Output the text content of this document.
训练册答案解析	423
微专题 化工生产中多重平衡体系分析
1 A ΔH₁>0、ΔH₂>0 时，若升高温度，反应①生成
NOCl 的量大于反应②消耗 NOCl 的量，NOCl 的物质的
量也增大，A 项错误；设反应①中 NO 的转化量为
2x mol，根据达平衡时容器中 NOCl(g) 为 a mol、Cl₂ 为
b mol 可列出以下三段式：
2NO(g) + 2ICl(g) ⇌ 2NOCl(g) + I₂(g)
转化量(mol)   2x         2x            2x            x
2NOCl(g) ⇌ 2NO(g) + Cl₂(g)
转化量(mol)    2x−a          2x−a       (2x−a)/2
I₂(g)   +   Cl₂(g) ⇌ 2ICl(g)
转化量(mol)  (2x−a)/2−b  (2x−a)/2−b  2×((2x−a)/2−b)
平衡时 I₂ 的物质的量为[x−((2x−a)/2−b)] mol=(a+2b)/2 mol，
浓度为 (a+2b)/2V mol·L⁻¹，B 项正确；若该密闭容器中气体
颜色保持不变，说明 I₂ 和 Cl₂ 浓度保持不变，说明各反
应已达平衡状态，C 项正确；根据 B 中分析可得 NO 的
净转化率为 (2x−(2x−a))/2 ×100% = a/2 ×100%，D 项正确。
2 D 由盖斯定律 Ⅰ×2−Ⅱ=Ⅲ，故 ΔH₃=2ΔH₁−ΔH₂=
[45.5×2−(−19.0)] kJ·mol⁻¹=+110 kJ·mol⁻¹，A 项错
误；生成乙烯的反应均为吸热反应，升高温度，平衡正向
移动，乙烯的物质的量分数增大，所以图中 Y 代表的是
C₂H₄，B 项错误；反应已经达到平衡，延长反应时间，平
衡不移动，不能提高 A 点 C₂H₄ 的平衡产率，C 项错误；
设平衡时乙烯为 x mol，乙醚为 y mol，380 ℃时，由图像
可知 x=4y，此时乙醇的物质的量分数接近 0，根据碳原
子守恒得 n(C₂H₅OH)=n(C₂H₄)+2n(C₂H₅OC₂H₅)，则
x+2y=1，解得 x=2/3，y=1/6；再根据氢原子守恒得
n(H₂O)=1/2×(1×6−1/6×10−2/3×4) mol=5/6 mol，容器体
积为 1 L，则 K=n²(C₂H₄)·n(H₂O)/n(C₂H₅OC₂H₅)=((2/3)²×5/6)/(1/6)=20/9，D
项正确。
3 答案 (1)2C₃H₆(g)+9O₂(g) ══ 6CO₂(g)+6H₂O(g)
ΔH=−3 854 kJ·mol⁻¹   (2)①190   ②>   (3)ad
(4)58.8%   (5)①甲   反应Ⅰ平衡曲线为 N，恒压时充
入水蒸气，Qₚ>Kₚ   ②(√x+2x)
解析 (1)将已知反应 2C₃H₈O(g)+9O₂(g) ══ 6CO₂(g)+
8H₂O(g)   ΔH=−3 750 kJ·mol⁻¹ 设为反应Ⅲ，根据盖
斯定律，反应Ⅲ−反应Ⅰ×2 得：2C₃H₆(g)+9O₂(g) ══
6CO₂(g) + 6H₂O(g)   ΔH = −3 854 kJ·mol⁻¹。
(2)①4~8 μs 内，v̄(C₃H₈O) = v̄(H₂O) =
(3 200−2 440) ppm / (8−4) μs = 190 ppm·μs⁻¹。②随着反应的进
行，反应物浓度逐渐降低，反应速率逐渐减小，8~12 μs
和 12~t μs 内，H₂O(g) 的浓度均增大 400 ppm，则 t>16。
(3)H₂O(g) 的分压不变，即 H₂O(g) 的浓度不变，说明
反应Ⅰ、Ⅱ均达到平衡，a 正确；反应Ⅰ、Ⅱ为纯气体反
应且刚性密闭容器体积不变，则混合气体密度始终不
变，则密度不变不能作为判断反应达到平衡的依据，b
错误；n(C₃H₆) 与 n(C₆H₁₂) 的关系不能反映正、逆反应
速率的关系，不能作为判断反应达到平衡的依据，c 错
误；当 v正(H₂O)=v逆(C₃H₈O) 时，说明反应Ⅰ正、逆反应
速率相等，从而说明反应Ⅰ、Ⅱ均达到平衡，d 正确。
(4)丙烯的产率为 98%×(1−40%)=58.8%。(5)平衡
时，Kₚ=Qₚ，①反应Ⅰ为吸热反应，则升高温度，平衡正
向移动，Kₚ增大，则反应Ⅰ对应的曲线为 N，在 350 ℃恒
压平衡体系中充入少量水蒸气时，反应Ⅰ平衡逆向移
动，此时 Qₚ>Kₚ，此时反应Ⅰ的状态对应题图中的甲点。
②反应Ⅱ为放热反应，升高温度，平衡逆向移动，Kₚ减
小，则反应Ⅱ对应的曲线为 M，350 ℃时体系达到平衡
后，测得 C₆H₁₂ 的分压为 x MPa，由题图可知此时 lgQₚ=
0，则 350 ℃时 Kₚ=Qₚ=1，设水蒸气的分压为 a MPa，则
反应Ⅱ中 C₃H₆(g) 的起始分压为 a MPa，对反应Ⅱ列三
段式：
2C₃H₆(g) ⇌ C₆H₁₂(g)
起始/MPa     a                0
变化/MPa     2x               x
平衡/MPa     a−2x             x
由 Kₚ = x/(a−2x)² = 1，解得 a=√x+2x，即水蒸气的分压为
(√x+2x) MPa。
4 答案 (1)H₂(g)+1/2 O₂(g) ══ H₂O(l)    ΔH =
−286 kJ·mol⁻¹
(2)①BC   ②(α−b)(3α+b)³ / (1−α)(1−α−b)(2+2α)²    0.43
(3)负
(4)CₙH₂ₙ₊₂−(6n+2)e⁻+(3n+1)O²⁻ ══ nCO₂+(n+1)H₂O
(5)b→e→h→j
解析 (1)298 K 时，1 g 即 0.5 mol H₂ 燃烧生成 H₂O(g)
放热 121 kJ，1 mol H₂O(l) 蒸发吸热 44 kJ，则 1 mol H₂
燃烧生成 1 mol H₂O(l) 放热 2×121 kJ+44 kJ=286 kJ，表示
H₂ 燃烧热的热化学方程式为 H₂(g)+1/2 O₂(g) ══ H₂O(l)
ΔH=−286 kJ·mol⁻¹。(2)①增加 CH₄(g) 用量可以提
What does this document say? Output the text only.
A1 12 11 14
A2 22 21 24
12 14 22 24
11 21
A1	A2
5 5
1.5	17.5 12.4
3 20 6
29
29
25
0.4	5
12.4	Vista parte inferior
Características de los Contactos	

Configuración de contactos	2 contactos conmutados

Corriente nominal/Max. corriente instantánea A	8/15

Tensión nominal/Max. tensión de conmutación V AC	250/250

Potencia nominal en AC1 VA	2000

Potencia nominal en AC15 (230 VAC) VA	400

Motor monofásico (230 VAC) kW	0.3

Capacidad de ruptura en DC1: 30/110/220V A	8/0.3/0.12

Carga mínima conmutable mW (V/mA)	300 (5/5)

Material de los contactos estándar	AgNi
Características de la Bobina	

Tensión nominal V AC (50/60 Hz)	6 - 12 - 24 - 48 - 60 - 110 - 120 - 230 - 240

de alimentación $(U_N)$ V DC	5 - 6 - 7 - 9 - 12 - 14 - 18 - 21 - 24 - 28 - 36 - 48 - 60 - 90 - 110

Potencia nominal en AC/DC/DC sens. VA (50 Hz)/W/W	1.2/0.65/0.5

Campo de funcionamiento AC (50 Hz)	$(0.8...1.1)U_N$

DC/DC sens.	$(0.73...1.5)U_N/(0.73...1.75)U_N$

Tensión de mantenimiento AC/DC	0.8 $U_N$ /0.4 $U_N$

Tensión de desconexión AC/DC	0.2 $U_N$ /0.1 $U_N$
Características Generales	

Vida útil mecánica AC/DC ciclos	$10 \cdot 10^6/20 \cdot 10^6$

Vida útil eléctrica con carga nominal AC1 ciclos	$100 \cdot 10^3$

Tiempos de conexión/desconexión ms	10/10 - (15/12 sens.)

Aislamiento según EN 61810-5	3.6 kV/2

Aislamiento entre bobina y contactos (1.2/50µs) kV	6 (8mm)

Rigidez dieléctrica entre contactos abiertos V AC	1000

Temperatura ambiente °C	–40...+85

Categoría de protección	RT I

──────────

EXERCISE PROMPT - Find the lines that include the string "entre", then copy each of them.

WRITTEN SOLUTION -
Aislamiento entre bobina y contactos (1.2/50µs) kV	6 (8mm)
Rigidez dieléctrica entre contactos abiertos V AC	1000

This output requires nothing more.